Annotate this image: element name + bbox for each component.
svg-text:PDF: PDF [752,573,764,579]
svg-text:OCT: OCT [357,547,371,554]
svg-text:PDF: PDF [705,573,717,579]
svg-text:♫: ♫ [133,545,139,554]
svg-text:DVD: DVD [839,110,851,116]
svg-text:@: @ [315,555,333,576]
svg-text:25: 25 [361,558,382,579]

• TASK TO COMPLETE
Write out every row above word for word, with nothing changed.

• THE COMPLETED TASK
Annotate this image: element name + bbox for each component.
svg-text:PDF: PDF [752,573,764,579]
svg-text:OCT: OCT [357,547,371,554]
svg-text:PDF: PDF [705,573,717,579]
svg-text:♫: ♫ [133,545,139,554]
svg-text:DVD: DVD [839,110,851,116]
svg-text:@: @ [315,555,333,576]
svg-text:25: 25 [361,558,382,579]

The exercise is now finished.